- EXERCISE DETAILS
Show all lines of the listing that hold the word "Naschmarkt".

------ RECORD LIST

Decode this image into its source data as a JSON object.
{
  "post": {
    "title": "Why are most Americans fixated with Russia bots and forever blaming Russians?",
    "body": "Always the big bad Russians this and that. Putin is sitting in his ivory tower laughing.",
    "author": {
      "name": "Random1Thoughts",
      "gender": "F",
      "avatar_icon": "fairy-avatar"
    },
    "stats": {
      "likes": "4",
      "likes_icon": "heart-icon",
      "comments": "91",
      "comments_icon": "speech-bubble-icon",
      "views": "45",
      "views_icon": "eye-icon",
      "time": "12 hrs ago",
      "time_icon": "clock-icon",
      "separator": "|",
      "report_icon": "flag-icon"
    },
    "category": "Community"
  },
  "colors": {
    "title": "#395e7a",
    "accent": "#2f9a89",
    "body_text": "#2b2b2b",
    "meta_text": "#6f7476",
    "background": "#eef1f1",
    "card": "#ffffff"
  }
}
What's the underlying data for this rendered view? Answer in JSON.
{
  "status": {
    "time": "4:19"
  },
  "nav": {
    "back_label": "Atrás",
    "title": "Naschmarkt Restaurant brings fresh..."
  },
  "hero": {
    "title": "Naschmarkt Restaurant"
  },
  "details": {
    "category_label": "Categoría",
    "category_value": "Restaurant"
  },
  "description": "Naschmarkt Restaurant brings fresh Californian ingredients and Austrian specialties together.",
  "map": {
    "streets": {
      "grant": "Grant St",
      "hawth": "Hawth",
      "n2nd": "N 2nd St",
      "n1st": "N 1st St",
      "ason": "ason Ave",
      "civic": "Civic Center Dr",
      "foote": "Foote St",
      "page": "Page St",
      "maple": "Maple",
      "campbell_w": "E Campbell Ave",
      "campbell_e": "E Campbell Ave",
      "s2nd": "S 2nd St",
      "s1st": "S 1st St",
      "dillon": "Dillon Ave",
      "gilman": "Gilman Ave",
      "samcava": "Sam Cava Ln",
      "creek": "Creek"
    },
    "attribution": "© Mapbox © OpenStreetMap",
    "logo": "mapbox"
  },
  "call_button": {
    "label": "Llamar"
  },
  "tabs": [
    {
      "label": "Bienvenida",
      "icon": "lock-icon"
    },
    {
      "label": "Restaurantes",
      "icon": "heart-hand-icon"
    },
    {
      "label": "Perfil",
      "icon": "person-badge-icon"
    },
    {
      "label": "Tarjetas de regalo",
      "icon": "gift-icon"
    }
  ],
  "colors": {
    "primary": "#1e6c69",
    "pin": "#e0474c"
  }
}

------------

- COMPLETE ANSWER
    "title": "Naschmarkt Restaurant brings fresh..."
    "title": "Naschmarkt Restaurant"
  "description": "Naschmarkt Restaurant brings fresh Californian ingredients and Austrian specialties together.",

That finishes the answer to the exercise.